▼

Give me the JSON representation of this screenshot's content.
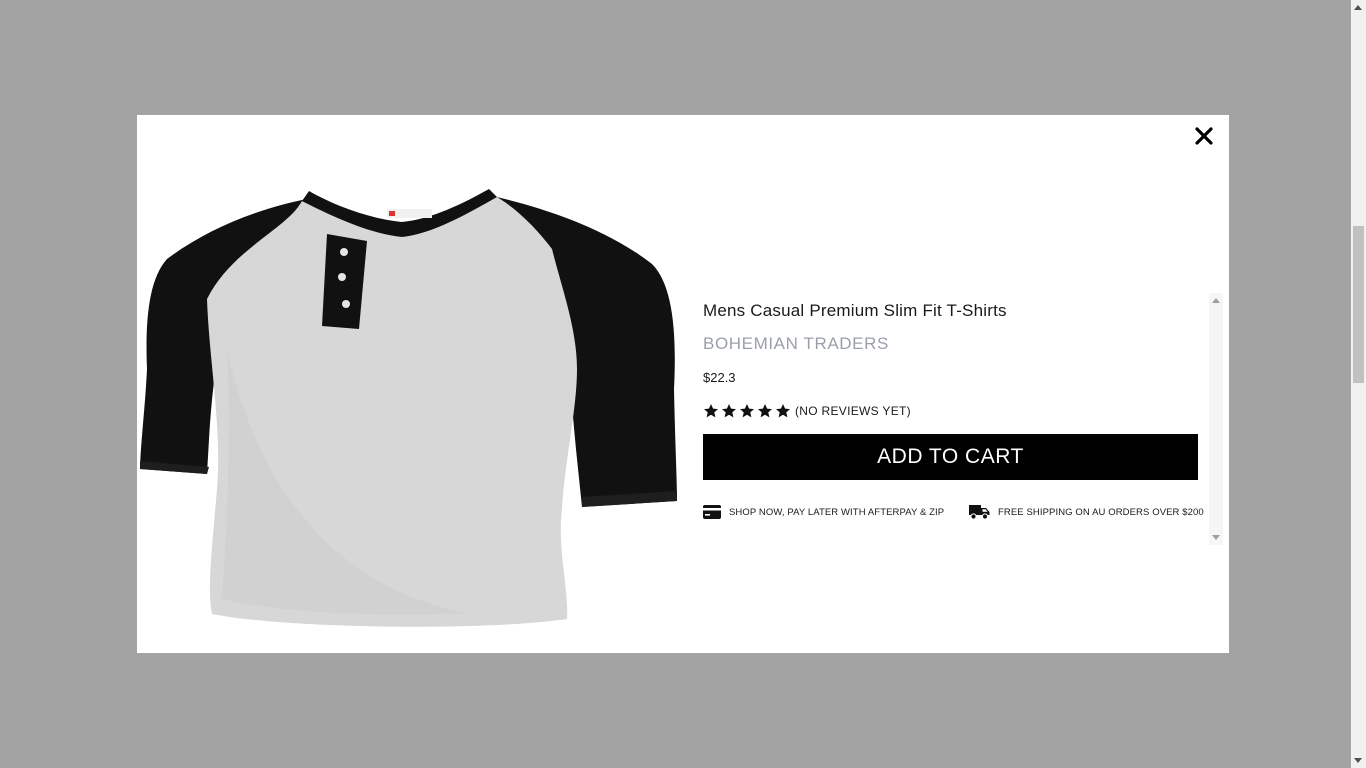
{
  "modal": {
    "close_icon": "close-icon",
    "product_image_alt": "raglan-henley-tshirt"
  },
  "product": {
    "title": "Mens Casual Premium Slim Fit T-Shirts",
    "brand": "BOHEMIAN TRADERS",
    "price": "$22.3",
    "rating_stars": 5,
    "reviews_text": "(NO REVIEWS YET)",
    "add_to_cart_label": "ADD TO CART"
  },
  "perks": [
    {
      "icon": "credit-card-icon",
      "text": "SHOP NOW, PAY LATER WITH AFTERPAY & ZIP"
    },
    {
      "icon": "truck-icon",
      "text": "FREE SHIPPING ON AU ORDERS OVER $200"
    }
  ],
  "colors": {
    "backdrop": "#a3a3a3",
    "button_bg": "#000000",
    "brand_text": "#9aa0aa"
  }
}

▲

## Brief
Look over the material above and show each line where "icon" appears.

## Expected answer
    "close_icon": "close-icon",
      "icon": "credit-card-icon",
      "icon": "truck-icon",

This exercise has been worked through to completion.